- [Extracted data]:
+ + + + +

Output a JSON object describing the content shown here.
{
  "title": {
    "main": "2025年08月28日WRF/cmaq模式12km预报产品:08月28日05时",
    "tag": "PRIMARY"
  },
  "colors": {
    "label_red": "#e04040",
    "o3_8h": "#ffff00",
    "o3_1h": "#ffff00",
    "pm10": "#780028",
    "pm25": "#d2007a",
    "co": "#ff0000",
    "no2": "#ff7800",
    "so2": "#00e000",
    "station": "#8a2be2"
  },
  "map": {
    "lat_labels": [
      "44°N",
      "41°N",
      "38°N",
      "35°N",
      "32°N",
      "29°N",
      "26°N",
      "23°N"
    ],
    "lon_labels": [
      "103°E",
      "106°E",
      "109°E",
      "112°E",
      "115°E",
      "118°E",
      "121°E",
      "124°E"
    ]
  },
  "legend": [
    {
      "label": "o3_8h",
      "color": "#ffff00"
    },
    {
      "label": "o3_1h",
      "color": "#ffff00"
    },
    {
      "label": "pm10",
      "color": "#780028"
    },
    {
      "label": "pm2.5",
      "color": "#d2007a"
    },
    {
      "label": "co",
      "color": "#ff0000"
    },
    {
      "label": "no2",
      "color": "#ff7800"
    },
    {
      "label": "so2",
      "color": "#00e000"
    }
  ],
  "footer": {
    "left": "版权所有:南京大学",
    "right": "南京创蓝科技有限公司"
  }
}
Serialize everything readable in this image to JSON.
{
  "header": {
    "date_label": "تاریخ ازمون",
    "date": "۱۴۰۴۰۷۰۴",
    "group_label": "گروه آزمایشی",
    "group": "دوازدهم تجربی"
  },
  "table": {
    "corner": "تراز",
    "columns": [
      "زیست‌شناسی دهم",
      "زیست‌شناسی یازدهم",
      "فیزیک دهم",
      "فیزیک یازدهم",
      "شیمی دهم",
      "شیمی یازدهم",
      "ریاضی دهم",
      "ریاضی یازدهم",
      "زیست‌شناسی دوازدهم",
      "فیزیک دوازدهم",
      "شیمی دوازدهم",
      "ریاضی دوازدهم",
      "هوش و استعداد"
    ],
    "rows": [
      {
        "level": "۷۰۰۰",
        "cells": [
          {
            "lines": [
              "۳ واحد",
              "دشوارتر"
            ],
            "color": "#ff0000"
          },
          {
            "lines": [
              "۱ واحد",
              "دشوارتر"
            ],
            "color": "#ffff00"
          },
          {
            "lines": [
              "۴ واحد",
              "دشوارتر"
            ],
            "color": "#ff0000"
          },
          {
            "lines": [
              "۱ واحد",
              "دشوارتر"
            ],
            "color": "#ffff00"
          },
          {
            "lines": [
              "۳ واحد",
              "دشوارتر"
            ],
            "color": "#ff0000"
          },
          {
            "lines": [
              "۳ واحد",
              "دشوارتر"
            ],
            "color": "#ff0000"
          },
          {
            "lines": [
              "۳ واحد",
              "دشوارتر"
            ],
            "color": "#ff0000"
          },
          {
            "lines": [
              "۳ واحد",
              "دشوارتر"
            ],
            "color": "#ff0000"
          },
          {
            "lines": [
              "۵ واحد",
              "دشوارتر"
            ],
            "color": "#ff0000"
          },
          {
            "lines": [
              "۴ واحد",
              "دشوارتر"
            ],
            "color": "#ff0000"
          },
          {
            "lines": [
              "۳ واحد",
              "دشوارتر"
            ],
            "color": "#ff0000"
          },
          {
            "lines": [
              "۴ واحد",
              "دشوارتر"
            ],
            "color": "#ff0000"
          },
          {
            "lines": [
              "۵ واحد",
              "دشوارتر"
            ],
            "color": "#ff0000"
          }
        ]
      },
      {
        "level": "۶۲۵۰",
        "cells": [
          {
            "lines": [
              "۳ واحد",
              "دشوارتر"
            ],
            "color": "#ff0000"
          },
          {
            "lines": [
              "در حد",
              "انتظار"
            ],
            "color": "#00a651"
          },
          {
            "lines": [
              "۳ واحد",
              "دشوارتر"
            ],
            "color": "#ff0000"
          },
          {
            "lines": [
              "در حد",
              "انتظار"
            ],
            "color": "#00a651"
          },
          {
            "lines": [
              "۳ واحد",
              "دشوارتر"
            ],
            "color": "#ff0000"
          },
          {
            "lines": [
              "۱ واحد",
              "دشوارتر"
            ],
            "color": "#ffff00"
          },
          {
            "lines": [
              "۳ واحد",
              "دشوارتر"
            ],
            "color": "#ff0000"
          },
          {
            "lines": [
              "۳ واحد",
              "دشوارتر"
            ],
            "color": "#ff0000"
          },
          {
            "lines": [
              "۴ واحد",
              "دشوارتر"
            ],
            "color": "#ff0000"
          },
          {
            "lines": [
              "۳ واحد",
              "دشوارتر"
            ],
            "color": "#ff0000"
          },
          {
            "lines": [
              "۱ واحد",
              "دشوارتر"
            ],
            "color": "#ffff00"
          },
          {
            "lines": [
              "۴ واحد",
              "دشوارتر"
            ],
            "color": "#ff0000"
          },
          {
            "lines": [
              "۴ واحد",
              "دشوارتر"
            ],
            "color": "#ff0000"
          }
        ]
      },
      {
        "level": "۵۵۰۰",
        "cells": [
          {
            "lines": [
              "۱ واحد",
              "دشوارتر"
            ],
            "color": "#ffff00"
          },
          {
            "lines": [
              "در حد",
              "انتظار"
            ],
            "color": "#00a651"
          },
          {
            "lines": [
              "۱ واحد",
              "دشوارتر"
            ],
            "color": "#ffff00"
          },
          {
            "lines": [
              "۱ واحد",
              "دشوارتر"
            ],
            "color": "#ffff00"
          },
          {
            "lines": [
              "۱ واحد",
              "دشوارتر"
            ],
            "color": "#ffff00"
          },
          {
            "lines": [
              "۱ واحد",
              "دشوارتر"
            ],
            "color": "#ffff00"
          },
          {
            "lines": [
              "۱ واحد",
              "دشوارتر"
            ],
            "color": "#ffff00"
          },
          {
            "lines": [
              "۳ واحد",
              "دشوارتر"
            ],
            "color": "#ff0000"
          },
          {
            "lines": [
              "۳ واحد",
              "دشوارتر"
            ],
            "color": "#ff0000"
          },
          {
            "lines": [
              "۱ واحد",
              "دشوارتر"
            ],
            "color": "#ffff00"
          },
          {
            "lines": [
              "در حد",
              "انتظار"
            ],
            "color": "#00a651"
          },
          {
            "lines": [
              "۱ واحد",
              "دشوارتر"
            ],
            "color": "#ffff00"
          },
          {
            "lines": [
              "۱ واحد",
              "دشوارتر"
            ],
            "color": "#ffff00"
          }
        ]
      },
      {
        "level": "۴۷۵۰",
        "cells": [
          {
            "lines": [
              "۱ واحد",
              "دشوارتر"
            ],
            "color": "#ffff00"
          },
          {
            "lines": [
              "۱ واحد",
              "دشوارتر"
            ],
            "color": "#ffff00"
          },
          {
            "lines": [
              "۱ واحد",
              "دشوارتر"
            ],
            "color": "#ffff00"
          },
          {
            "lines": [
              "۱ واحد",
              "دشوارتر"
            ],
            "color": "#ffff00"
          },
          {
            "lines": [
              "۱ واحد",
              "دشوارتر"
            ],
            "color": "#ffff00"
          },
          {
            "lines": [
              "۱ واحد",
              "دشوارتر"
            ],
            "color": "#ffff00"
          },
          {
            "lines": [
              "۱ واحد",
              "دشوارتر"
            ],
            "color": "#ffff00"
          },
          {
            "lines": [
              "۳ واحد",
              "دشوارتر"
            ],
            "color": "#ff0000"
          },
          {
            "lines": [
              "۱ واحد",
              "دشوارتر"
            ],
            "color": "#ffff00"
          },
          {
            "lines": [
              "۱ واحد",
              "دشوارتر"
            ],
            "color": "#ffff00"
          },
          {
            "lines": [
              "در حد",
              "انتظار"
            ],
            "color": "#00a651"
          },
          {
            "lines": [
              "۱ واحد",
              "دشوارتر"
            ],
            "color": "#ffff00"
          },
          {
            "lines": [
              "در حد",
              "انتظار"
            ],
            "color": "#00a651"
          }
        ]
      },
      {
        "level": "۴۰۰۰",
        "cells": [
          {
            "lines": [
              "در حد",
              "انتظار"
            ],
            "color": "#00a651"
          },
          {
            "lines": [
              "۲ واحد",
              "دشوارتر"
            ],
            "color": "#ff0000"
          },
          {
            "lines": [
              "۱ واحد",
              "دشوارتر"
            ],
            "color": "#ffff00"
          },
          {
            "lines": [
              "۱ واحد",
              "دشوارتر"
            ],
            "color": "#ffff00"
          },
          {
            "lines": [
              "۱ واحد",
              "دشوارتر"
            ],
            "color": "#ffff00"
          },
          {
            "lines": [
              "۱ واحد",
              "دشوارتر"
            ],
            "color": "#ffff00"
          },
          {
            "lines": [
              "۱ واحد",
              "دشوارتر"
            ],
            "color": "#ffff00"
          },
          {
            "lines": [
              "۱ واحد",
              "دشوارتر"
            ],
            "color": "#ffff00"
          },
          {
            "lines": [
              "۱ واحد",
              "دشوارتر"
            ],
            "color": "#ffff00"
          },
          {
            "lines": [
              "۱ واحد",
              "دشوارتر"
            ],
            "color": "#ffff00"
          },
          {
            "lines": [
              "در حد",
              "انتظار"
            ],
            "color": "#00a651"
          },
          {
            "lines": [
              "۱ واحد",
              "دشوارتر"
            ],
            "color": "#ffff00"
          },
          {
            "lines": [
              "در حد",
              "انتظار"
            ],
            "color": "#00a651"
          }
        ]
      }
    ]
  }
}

+ + + + +

- [The request]: Tell how many lines of the material above hold "یازدهم", answering with a bare number.

- [Expected answer]: 4